Exercise: Copy each line of the entries below verbatim, without altering any character.

══ Extracted data ══

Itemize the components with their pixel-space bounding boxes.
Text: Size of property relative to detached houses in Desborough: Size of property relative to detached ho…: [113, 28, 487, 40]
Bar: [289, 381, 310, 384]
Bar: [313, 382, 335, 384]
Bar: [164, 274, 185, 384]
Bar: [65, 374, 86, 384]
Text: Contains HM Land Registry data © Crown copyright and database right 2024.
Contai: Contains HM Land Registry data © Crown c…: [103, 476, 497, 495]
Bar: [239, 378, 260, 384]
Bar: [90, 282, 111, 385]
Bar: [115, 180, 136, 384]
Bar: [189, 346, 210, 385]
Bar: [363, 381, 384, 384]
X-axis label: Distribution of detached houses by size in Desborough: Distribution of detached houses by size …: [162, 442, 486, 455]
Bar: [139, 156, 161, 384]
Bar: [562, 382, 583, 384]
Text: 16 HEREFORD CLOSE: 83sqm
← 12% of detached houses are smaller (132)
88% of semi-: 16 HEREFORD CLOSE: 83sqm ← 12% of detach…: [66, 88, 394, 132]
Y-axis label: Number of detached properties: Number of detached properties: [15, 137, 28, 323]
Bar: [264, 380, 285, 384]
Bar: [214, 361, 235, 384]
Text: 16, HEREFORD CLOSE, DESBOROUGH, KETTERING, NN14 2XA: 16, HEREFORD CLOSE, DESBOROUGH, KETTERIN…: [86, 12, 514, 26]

═══

Answer to the exercise:
Itemize the components with their pixel-space bounding boxes.
Text: Size of property relative to detached houses in Desborough: Size of property relative to detached ho…: [113, 28, 487, 40]
Bar: [289, 381, 310, 384]
Bar: [313, 382, 335, 384]
Bar: [164, 274, 185, 384]
Bar: [65, 374, 86, 384]
Text: Contains HM Land Registry data © Crown copyright and database right 2024.
Contai: Contains HM Land Registry data © Crown c…: [103, 476, 497, 495]
Bar: [239, 378, 260, 384]
Bar: [90, 282, 111, 385]
Bar: [115, 180, 136, 384]
Bar: [189, 346, 210, 385]
Bar: [363, 381, 384, 384]
X-axis label: Distribution of detached houses by size in Desborough: Distribution of detached houses by size …: [162, 442, 486, 455]
Bar: [139, 156, 161, 384]
Bar: [562, 382, 583, 384]
Text: 16 HEREFORD CLOSE: 83sqm
← 12% of detached houses are smaller (132)
88% of semi-: 16 HEREFORD CLOSE: 83sqm ← 12% of detach…: [66, 88, 394, 132]
Y-axis label: Number of detached properties: Number of detached properties: [15, 137, 28, 323]
Bar: [264, 380, 285, 384]
Bar: [214, 361, 235, 384]
Text: 16, HEREFORD CLOSE, DESBOROUGH, KETTERING, NN14 2XA: 16, HEREFORD CLOSE, DESBOROUGH, KETTERIN…: [86, 12, 514, 26]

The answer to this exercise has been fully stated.